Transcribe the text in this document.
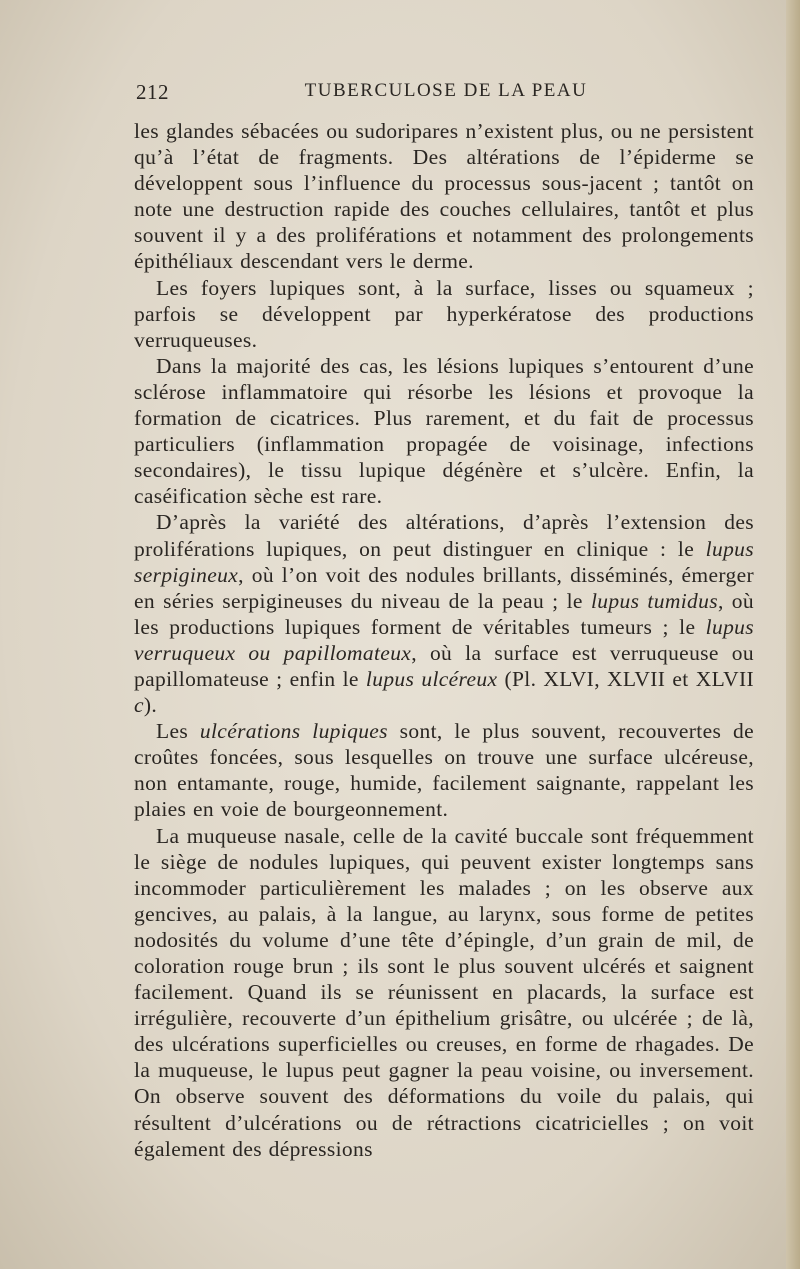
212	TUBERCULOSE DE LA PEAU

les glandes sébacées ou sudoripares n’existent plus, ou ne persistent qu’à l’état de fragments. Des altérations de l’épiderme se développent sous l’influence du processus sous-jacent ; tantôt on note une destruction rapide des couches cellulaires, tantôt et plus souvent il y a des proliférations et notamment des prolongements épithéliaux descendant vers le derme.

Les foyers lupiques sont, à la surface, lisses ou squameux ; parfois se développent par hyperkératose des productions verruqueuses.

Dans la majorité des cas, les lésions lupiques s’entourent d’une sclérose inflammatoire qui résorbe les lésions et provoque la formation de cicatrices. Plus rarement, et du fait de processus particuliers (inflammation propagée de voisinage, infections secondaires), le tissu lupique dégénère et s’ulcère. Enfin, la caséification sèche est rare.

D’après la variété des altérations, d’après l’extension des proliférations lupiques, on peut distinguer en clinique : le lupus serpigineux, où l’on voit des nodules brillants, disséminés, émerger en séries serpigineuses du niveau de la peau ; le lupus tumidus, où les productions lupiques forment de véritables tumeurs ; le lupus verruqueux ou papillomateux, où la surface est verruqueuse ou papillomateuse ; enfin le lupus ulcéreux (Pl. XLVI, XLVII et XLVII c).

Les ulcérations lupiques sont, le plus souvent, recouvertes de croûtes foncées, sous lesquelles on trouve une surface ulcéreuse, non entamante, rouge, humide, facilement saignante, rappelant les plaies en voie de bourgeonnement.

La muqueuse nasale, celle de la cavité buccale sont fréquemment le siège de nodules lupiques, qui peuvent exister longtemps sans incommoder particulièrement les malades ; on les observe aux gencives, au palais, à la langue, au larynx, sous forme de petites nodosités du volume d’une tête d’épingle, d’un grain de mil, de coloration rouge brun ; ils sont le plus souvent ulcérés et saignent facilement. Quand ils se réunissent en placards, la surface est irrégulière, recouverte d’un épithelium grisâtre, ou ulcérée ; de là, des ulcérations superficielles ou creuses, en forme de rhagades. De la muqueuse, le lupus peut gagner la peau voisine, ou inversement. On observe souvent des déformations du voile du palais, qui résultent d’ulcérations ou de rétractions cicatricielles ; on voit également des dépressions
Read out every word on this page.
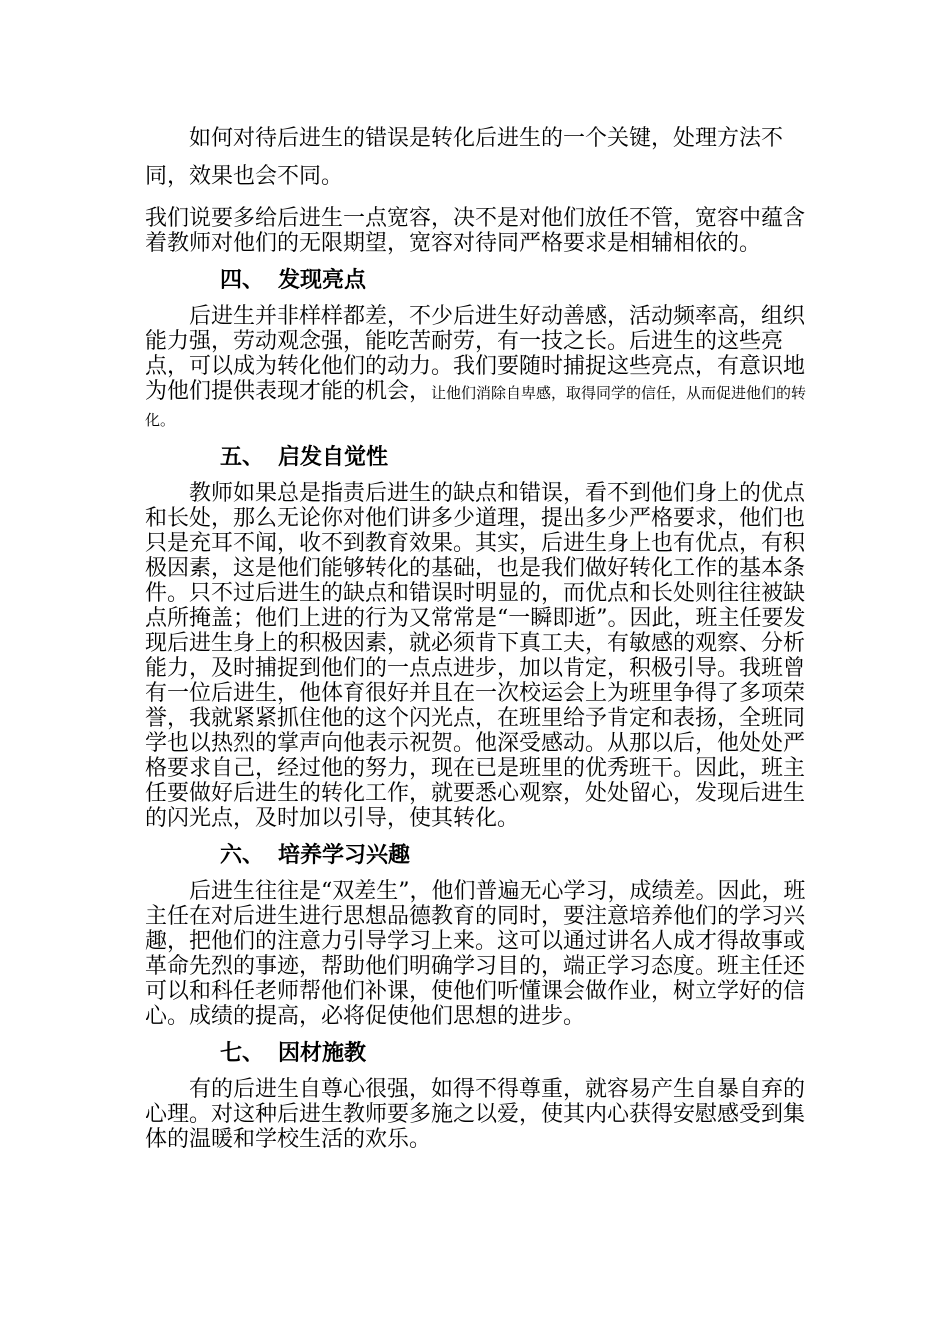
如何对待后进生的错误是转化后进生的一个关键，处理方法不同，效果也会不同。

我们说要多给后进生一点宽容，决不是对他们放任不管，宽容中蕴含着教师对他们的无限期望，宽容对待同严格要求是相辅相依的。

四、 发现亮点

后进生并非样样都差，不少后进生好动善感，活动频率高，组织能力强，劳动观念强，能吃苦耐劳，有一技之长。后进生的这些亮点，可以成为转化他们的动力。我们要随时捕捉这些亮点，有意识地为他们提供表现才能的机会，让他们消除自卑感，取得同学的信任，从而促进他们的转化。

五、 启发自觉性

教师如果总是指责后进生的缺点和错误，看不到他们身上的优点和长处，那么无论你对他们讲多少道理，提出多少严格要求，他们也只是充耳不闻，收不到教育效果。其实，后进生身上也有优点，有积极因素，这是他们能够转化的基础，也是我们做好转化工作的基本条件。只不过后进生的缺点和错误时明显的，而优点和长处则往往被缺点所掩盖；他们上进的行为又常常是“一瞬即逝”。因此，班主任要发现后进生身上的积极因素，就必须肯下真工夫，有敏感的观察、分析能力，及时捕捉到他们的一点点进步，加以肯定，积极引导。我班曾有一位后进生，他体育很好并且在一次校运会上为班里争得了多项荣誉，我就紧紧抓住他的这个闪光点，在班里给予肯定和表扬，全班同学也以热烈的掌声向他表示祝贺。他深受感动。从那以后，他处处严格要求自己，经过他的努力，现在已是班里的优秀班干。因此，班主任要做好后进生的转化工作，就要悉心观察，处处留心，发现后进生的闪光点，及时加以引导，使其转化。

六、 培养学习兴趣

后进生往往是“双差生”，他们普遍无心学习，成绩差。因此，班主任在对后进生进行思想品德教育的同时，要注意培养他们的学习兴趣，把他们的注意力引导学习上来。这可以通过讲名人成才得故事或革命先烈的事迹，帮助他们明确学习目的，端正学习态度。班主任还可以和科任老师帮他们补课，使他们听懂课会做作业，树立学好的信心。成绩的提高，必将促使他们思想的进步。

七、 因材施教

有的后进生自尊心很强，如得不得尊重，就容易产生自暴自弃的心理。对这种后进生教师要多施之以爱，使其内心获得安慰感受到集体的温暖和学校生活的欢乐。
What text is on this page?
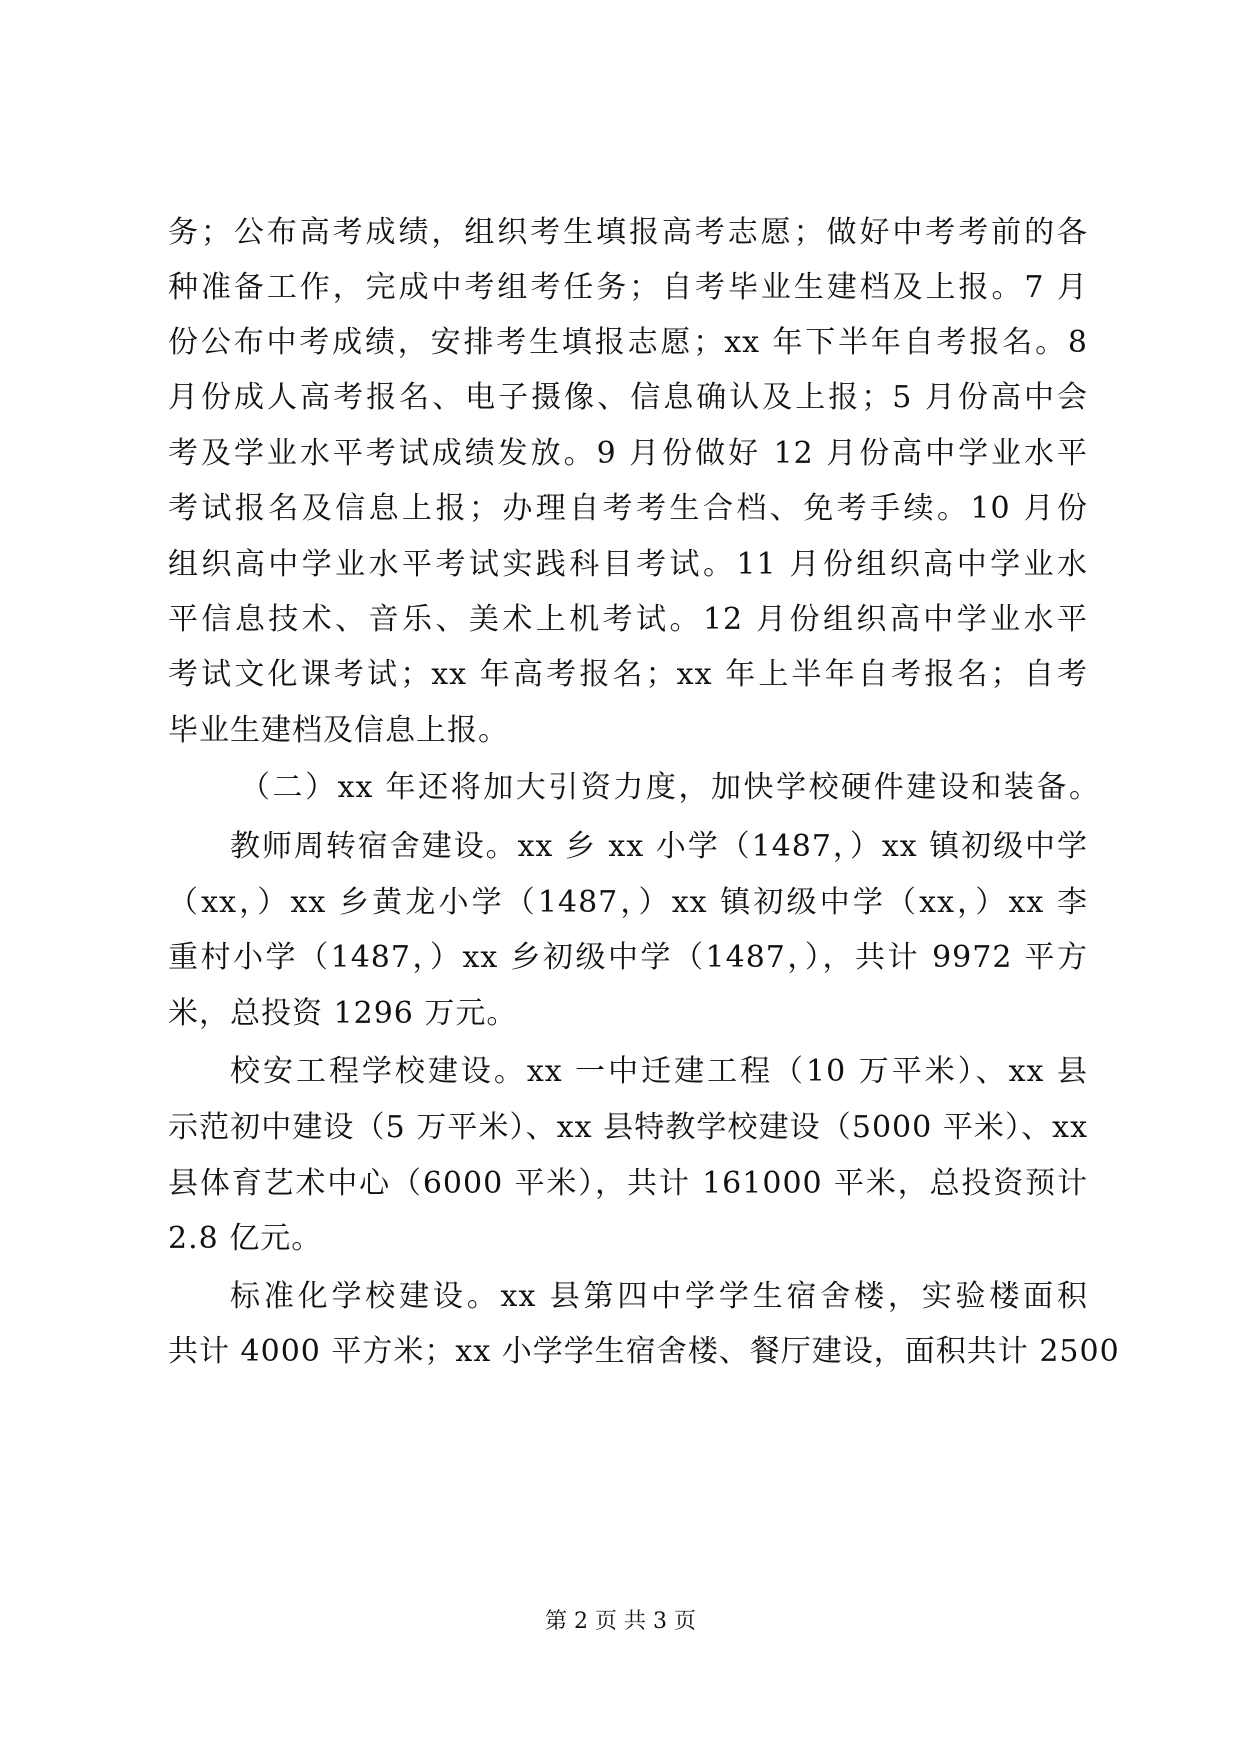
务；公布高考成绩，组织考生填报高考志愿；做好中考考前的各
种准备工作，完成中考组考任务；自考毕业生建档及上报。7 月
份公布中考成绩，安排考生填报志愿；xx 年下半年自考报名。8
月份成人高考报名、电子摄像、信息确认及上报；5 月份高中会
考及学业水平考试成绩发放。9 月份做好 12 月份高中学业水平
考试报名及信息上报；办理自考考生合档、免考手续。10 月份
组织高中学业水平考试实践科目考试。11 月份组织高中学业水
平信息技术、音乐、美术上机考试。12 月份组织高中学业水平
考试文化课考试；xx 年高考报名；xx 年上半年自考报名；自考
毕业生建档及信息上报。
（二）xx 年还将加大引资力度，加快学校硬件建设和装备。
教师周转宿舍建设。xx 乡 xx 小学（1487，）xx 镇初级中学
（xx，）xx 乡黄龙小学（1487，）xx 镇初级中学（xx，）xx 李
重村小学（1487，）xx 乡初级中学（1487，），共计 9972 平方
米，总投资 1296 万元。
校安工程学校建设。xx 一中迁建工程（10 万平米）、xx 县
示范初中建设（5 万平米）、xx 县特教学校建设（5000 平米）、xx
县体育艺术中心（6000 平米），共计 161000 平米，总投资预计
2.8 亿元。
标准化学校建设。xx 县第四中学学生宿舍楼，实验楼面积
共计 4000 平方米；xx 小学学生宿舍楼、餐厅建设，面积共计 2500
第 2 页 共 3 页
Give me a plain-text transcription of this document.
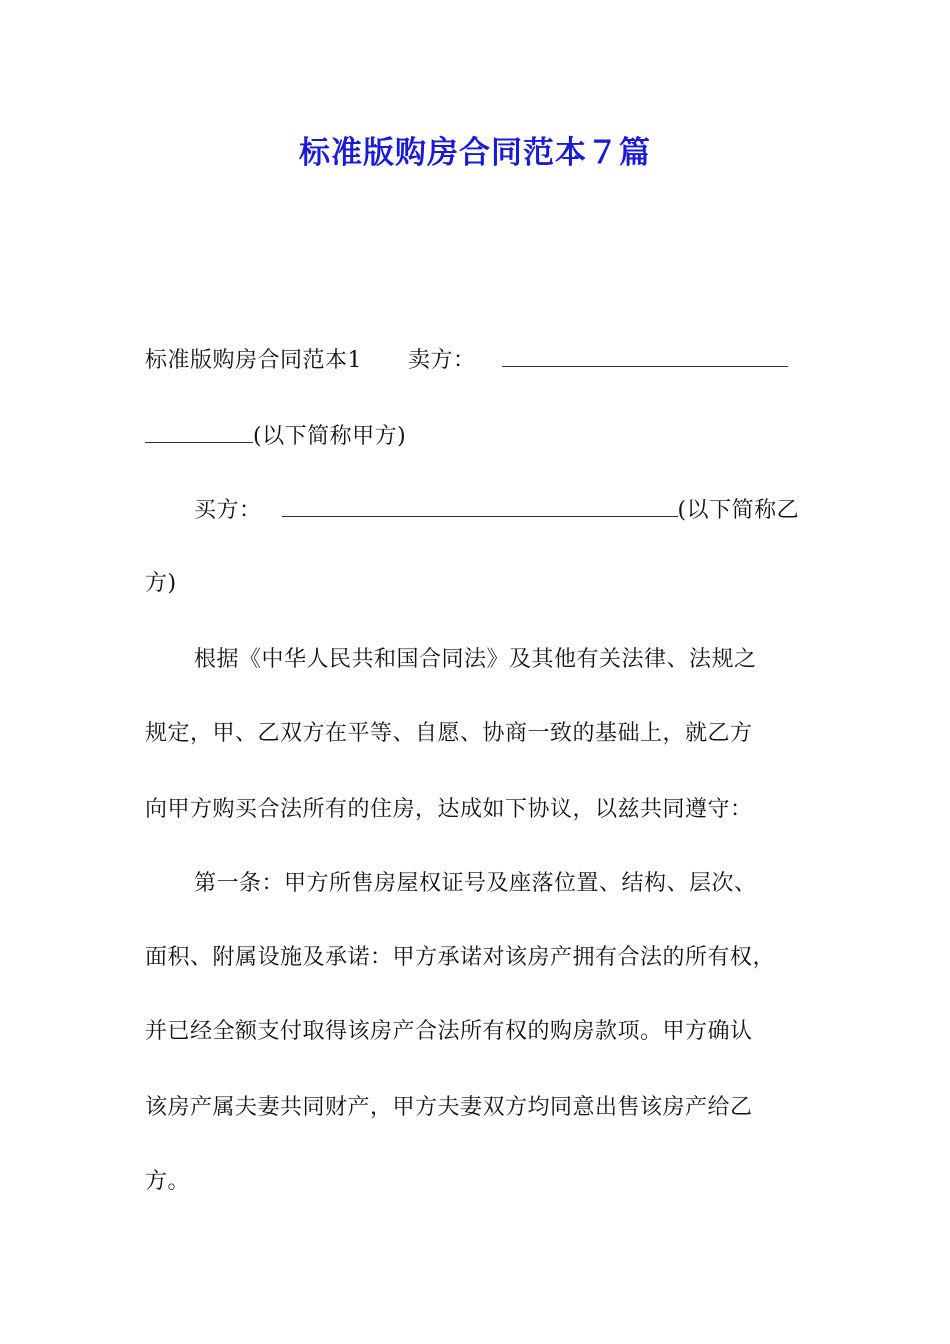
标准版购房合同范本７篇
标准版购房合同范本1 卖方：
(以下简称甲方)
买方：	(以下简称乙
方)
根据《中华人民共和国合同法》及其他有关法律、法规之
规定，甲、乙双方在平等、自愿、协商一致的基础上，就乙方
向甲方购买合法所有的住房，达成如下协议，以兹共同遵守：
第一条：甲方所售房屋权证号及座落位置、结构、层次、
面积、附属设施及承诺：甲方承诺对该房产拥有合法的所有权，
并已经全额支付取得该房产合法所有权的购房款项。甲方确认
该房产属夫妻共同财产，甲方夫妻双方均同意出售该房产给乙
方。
* * *
Written task.
Identify the lines above that contain the word "镇初级中学", then copy them.

Exercise response.
教师周转宿舍建设。xx 乡 xx 小学（1487，）xx 镇初级中学
（xx，）xx 乡黄龙小学（1487，）xx 镇初级中学（xx，）xx 李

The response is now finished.